● Requirement
Find the string "title" and gather every line that holds it.

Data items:
================

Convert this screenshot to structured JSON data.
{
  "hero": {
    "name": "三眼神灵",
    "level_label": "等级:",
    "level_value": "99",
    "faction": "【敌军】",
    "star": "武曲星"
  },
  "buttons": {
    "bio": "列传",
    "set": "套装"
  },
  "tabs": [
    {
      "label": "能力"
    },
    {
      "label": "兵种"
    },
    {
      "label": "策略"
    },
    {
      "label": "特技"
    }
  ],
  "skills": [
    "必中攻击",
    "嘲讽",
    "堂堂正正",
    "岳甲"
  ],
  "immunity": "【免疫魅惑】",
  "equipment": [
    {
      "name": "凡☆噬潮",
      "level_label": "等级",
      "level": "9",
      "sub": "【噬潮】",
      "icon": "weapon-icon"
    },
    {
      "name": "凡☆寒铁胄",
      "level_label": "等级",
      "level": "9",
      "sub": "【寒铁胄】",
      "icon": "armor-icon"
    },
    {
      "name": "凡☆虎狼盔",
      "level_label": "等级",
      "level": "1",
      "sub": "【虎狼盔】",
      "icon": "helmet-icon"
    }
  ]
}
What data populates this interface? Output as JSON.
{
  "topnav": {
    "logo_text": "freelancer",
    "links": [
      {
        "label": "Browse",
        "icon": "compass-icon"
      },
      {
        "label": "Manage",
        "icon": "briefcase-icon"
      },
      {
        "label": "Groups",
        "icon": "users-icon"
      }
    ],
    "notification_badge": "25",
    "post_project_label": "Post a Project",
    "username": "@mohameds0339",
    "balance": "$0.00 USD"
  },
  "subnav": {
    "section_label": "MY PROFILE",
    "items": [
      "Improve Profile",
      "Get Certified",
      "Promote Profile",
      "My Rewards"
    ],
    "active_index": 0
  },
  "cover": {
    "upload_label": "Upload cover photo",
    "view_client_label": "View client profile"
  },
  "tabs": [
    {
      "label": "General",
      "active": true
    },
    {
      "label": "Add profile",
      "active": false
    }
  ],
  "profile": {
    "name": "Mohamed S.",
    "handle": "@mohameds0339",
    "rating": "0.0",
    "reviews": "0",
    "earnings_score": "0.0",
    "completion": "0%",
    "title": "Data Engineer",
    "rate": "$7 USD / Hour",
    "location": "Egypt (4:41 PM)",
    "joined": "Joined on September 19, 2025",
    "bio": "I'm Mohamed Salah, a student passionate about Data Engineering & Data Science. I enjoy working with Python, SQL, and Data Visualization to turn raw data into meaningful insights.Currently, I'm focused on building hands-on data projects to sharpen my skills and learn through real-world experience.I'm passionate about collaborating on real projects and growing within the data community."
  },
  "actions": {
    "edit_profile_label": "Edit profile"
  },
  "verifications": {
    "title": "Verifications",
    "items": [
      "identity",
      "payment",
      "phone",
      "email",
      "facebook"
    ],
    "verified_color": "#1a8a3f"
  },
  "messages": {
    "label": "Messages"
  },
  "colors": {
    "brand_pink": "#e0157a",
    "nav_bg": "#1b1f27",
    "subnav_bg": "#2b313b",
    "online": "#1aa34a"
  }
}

================

● Result for this exercise
    "title": "Data Engineer",
    "title": "Verifications",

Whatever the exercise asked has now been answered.